### SELECTED EXCERPT
__________________________________________________
FilmStruck and TCM Dedicate Pride Month To Films with LGTBQ Themes!

FilmStruck and TCM are celebrating Pride Month with extensive movie lineups dedicated to exploring LGBTQ themes in cinema – and the actors whose talent allowed them to thrive at work while remaining closeted privately.

TCM & FilmStruck To Celebrate Pride Month With Extensive Programming Lineups Dedicated LGBT Programming in June

Turner Classic Movies (TCM) and FilmStruck will celebrate Pride Month this June with extensive movie lineups dedicated to exploring LGBT themes in cinema. Honoring a number of LGBT actors and artists whose talents helped them overcome the roadblocks they faced because of their orientation or gender identity, TCM will spotlight Gay Hollywood, hosted by entertainment journalist Dave Karger and author and historian William Mann, every Thursday in June, and FilmStruck will present a Gay and Lesbian Cinema showcase, hosted by film critic Alonso Duralde.
__________________________________________________
### Data drawn from a collection

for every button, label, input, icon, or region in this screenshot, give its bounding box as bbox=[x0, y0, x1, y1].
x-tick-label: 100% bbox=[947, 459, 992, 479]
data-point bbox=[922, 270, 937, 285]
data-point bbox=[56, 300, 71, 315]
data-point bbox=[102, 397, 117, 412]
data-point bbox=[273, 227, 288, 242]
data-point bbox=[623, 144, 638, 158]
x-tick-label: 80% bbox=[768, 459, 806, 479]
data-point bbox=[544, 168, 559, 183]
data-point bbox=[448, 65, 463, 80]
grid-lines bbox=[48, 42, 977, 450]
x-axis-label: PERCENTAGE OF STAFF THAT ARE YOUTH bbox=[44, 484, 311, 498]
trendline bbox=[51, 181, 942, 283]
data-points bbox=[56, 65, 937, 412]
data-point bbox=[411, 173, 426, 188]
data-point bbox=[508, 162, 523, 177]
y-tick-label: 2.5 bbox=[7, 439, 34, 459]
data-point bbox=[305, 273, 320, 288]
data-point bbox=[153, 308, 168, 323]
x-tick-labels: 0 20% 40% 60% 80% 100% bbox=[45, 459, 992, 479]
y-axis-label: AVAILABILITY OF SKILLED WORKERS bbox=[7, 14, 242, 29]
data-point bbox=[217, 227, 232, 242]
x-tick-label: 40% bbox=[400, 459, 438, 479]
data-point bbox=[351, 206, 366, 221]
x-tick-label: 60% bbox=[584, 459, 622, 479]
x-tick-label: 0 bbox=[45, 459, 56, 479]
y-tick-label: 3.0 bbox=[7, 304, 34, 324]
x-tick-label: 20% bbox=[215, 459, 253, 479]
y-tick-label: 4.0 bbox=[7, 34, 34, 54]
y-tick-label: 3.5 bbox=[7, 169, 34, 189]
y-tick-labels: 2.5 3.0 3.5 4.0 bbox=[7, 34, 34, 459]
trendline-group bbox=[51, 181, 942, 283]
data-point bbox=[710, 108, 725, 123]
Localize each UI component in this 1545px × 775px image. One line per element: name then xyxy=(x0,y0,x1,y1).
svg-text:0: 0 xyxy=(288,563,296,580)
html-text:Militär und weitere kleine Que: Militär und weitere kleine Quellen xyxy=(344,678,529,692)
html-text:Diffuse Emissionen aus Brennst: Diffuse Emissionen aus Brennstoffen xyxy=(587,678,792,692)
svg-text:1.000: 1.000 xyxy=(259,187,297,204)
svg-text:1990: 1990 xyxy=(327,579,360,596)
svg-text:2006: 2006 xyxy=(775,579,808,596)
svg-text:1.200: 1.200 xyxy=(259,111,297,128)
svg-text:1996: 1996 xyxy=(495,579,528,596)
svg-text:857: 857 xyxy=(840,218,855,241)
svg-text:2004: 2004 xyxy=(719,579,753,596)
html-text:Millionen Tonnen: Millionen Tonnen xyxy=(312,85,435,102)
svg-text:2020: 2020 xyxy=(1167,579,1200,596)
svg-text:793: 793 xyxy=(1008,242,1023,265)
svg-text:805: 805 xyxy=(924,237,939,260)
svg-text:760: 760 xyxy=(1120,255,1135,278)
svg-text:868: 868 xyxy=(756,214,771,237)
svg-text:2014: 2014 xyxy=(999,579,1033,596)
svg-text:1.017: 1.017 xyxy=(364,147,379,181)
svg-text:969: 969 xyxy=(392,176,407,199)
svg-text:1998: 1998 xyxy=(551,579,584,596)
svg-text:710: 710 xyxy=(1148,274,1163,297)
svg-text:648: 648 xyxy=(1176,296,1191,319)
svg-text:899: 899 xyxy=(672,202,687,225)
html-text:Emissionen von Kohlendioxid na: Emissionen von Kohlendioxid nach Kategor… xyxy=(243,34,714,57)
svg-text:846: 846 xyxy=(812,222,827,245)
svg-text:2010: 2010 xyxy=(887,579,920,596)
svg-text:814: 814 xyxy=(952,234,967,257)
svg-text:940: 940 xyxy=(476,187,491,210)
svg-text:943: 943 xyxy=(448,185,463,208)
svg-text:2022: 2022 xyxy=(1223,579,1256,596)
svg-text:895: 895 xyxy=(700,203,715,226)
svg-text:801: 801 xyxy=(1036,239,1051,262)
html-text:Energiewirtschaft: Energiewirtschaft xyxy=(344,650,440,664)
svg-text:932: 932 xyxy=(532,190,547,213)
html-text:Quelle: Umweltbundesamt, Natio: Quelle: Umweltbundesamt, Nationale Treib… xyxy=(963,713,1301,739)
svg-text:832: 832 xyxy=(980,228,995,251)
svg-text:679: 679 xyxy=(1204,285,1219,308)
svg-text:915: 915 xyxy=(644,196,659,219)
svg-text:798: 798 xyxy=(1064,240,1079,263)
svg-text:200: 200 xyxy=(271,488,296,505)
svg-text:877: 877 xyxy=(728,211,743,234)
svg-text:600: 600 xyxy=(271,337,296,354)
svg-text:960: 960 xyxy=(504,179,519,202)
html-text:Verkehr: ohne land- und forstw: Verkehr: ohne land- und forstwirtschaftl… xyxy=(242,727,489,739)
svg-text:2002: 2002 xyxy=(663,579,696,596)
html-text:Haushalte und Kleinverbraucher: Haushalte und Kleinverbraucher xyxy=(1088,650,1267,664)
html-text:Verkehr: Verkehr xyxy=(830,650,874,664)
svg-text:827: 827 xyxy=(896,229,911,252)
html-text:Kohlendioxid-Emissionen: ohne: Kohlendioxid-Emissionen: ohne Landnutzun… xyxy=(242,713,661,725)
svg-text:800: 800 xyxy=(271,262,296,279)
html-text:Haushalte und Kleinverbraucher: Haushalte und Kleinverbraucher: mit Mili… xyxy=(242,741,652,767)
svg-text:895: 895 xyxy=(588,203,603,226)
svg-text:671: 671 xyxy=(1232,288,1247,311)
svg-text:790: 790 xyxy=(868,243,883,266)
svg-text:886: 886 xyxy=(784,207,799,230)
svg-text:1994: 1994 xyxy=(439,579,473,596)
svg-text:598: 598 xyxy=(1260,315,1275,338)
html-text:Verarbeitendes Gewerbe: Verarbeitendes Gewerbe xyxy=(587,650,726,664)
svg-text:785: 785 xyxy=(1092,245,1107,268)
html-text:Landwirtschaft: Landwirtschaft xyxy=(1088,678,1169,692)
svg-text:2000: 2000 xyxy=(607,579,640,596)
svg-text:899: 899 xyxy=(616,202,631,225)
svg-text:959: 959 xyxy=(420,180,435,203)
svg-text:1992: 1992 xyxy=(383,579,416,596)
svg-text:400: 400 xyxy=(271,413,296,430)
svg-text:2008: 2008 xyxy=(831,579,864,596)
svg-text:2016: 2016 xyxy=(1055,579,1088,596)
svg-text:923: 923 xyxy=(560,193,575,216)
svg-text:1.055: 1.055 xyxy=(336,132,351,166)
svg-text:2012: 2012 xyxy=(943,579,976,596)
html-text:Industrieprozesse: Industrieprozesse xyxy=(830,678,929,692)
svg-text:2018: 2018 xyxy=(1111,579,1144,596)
__________________________________________________
### YOUR GOAL
Write out, word for word, the portion of the Pride Month announcement between "FilmStruck and TCM are" and "critic Alonso Duralde.", inclusive. You won't need the data for any of this.

### EXERCISE OUTPUT
FilmStruck and TCM are celebrating Pride Month with extensive movie lineups dedicated to exploring LGBTQ themes in cinema – and the actors whose talent allowed them to thrive at work while remaining closeted privately.

TCM & FilmStruck To Celebrate Pride Month With Extensive Programming Lineups Dedicated LGBT Programming in June

Turner Classic Movies (TCM) and FilmStruck will celebrate Pride Month this June with extensive movie lineups dedicated to exploring LGBT themes in cinema. Honoring a number of LGBT actors and artists whose talents helped them overcome the roadblocks they faced because of their orientation or gender identity, TCM will spotlight Gay Hollywood, hosted by entertainment journalist Dave Karger and author and historian William Mann, every Thursday in June, and FilmStruck will present a Gay and Lesbian Cinema showcase, hosted by film critic Alonso Duralde.